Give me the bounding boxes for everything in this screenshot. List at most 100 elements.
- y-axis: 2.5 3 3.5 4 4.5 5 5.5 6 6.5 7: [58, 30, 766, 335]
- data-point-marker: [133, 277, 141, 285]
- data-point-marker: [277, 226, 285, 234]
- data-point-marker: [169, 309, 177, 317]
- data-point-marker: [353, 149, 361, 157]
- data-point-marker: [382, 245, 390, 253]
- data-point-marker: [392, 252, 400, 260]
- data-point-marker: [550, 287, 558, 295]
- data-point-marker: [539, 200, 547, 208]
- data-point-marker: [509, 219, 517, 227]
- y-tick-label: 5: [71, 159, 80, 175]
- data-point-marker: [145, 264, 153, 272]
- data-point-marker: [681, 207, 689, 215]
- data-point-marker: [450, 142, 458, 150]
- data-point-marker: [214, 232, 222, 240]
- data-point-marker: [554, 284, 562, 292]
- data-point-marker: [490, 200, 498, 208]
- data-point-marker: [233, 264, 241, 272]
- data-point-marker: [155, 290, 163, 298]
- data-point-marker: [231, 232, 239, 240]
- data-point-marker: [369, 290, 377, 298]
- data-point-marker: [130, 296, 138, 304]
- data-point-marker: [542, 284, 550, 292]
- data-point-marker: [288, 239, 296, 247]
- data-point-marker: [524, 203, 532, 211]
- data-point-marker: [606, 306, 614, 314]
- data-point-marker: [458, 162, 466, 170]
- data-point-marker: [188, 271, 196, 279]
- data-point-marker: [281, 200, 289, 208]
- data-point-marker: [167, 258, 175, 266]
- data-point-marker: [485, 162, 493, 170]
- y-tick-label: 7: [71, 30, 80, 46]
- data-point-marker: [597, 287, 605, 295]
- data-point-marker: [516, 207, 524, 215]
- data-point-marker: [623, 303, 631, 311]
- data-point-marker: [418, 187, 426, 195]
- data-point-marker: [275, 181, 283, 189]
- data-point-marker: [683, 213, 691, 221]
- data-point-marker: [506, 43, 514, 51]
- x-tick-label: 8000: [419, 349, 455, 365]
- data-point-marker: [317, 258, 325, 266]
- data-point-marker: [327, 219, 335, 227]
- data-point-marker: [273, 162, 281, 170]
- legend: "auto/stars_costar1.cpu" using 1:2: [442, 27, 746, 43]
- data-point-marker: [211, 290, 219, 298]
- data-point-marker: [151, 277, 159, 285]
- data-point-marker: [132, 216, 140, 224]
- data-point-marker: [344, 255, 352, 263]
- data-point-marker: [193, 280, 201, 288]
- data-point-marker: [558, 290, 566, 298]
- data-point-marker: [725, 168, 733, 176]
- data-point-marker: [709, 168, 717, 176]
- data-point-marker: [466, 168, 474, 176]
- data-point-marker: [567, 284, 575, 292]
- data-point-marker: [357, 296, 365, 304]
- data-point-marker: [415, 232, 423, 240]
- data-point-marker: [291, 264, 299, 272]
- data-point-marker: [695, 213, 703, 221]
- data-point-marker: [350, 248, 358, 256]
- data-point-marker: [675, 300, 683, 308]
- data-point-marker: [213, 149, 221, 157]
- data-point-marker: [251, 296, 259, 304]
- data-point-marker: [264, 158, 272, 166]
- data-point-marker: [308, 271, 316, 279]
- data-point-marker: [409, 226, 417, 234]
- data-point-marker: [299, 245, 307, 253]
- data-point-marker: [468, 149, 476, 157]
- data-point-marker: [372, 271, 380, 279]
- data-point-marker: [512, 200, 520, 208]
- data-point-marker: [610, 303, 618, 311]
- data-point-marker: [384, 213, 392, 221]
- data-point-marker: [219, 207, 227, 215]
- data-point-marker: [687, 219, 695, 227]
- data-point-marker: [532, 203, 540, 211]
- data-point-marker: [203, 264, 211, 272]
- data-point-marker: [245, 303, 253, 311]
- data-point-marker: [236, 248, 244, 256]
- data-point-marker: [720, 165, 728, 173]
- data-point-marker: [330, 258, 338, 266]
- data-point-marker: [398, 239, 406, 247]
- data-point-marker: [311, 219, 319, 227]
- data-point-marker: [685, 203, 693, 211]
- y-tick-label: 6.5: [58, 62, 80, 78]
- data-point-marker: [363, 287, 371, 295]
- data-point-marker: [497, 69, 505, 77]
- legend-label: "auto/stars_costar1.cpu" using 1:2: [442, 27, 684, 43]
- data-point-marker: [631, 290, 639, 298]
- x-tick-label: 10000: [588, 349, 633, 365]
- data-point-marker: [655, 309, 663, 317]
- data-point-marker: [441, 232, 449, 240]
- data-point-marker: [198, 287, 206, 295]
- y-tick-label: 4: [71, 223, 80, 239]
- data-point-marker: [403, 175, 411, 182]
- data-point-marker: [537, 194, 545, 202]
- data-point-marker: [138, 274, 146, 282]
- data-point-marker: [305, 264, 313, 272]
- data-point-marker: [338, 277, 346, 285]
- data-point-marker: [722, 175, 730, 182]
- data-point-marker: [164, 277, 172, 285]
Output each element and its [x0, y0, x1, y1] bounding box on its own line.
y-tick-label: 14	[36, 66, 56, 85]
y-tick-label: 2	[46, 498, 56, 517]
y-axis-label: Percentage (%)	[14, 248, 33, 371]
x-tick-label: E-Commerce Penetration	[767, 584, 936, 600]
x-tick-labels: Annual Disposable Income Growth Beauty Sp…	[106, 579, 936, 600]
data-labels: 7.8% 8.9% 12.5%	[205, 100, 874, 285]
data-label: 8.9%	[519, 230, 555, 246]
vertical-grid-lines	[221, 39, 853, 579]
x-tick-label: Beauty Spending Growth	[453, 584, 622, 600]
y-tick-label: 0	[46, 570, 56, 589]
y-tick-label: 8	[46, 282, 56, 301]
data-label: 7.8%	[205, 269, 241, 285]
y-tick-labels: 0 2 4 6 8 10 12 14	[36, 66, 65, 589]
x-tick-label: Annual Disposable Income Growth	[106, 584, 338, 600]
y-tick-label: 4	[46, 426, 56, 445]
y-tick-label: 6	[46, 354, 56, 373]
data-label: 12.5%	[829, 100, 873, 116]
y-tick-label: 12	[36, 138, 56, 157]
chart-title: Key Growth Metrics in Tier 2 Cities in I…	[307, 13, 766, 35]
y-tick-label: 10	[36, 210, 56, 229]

▶ _Work to do_:
Please return each line of the listing above that contains the string "Annual". Case counts.

▶ _Solution for this exercise_:
x-tick-labels: Annual Disposable Income Growth Beauty Sp…	[106, 579, 936, 600]
x-tick-label: Annual Disposable Income Growth	[106, 584, 338, 600]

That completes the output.